Task directions |
From the entries below, gather each line containing the word "Shift".

Provided data |
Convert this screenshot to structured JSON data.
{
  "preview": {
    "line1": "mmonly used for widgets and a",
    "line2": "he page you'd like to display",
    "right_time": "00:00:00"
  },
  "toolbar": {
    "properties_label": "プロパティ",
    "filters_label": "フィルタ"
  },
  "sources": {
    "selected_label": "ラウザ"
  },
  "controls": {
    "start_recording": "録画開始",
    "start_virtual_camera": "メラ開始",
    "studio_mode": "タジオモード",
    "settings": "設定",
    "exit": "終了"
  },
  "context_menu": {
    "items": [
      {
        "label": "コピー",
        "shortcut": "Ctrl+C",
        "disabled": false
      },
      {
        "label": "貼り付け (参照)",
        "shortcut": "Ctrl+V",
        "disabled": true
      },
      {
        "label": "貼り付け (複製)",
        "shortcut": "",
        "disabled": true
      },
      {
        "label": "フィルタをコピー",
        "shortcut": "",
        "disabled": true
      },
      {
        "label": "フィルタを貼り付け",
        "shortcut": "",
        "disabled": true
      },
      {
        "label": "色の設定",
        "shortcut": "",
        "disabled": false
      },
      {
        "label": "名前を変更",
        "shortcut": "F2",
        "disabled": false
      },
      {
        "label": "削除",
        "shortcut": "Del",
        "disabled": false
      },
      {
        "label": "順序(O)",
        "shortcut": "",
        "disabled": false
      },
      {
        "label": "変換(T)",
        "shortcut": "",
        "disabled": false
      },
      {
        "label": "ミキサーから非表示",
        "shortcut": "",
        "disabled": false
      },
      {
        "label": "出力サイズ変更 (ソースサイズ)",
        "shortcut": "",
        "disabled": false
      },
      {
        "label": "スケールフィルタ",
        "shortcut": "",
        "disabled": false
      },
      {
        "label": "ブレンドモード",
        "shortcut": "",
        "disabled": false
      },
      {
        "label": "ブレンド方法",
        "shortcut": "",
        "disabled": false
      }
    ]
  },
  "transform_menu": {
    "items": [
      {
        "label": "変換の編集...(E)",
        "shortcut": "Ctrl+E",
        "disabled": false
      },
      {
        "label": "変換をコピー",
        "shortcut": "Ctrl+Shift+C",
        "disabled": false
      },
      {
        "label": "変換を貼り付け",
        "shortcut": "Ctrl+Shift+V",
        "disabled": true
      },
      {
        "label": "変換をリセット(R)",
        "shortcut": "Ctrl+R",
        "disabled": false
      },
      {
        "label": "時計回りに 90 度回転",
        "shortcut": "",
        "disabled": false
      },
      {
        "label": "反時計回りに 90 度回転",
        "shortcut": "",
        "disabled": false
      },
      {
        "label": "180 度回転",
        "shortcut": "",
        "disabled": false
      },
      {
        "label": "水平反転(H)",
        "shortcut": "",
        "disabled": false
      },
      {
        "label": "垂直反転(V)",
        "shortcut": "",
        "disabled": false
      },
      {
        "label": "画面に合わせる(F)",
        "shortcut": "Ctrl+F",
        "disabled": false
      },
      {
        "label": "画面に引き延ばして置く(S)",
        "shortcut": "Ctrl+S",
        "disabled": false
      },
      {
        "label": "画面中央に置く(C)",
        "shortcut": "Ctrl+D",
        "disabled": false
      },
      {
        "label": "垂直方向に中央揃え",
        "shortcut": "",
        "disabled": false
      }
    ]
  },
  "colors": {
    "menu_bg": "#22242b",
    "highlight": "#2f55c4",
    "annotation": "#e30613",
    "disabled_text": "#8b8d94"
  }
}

Written answer |
        "shortcut": "Ctrl+Shift+C",
        "shortcut": "Ctrl+Shift+V",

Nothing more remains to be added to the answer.